Restate the listing that follows word for word, without its pictures.

EXTRACTED MATERIAL:
____________________

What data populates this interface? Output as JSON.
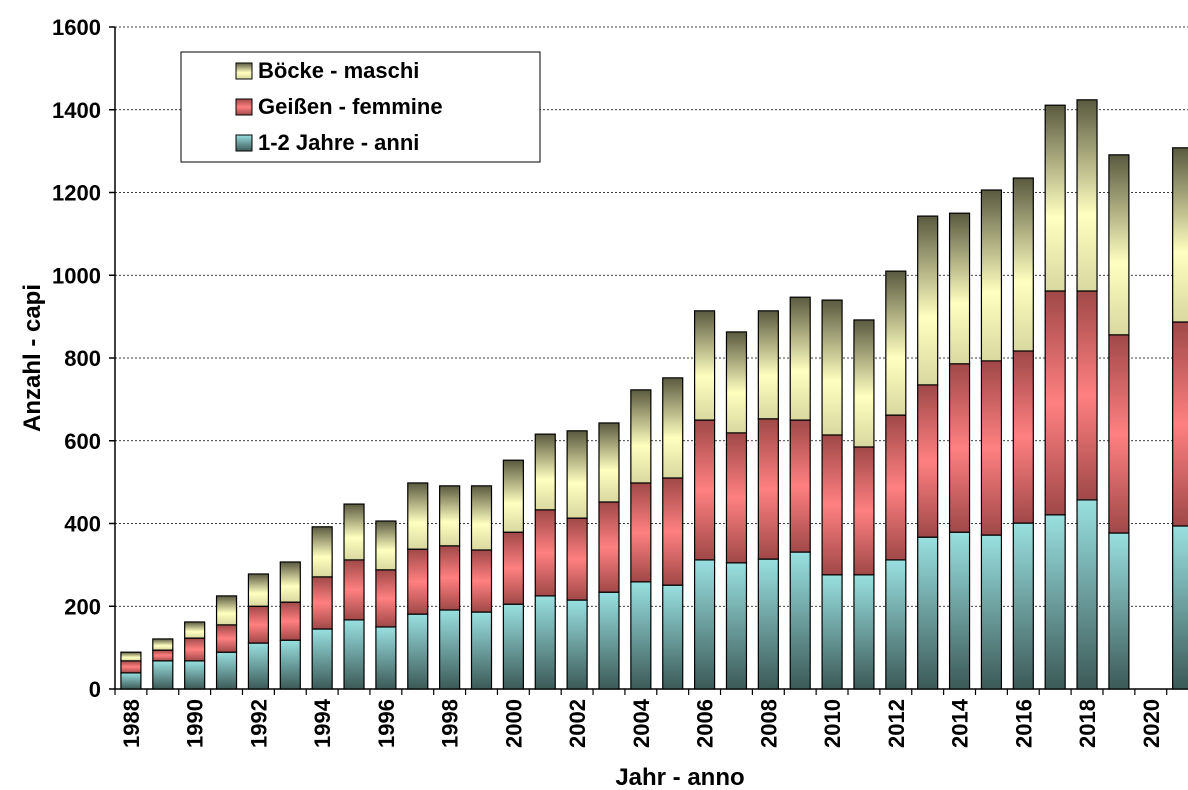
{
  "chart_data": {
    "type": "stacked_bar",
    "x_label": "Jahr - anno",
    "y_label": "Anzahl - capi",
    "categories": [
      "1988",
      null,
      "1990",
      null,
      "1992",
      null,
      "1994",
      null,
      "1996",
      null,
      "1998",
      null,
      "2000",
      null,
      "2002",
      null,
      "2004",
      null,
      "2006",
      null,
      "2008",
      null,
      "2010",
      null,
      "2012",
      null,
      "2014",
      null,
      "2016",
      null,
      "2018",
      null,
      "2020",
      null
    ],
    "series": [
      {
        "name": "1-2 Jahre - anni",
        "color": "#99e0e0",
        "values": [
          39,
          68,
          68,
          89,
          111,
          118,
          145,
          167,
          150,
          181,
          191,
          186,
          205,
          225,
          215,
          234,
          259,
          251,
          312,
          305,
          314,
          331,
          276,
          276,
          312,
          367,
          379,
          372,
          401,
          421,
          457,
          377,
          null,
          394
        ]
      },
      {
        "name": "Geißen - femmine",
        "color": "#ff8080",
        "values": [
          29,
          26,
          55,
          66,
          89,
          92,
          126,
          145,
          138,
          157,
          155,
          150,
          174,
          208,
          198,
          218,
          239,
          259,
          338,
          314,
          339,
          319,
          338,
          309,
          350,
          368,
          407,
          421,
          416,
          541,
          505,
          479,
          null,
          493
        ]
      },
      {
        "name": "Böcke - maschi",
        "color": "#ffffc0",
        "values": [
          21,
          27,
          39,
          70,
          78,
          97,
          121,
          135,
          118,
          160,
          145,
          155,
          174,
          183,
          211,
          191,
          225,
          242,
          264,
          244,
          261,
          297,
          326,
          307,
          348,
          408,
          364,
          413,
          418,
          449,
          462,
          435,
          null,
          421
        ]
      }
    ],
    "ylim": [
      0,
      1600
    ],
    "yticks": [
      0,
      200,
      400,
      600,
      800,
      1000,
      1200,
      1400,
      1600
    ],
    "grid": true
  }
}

____________________

PROBLEM SOLUTION:
What data populates this interface? Output as JSON.
{
  "chart_data": {
    "type": "stacked_bar",
    "x_label": "Jahr - anno",
    "y_label": "Anzahl - capi",
    "categories": [
      "1988",
      null,
      "1990",
      null,
      "1992",
      null,
      "1994",
      null,
      "1996",
      null,
      "1998",
      null,
      "2000",
      null,
      "2002",
      null,
      "2004",
      null,
      "2006",
      null,
      "2008",
      null,
      "2010",
      null,
      "2012",
      null,
      "2014",
      null,
      "2016",
      null,
      "2018",
      null,
      "2020",
      null
    ],
    "series": [
      {
        "name": "1-2 Jahre - anni",
        "color": "#99e0e0",
        "values": [
          39,
          68,
          68,
          89,
          111,
          118,
          145,
          167,
          150,
          181,
          191,
          186,
          205,
          225,
          215,
          234,
          259,
          251,
          312,
          305,
          314,
          331,
          276,
          276,
          312,
          367,
          379,
          372,
          401,
          421,
          457,
          377,
          null,
          394
        ]
      },
      {
        "name": "Geißen - femmine",
        "color": "#ff8080",
        "values": [
          29,
          26,
          55,
          66,
          89,
          92,
          126,
          145,
          138,
          157,
          155,
          150,
          174,
          208,
          198,
          218,
          239,
          259,
          338,
          314,
          339,
          319,
          338,
          309,
          350,
          368,
          407,
          421,
          416,
          541,
          505,
          479,
          null,
          493
        ]
      },
      {
        "name": "Böcke - maschi",
        "color": "#ffffc0",
        "values": [
          21,
          27,
          39,
          70,
          78,
          97,
          121,
          135,
          118,
          160,
          145,
          155,
          174,
          183,
          211,
          191,
          225,
          242,
          264,
          244,
          261,
          297,
          326,
          307,
          348,
          408,
          364,
          413,
          418,
          449,
          462,
          435,
          null,
          421
        ]
      }
    ],
    "ylim": [
      0,
      1600
    ],
    "yticks": [
      0,
      200,
      400,
      600,
      800,
      1000,
      1200,
      1400,
      1600
    ],
    "grid": true
  }
}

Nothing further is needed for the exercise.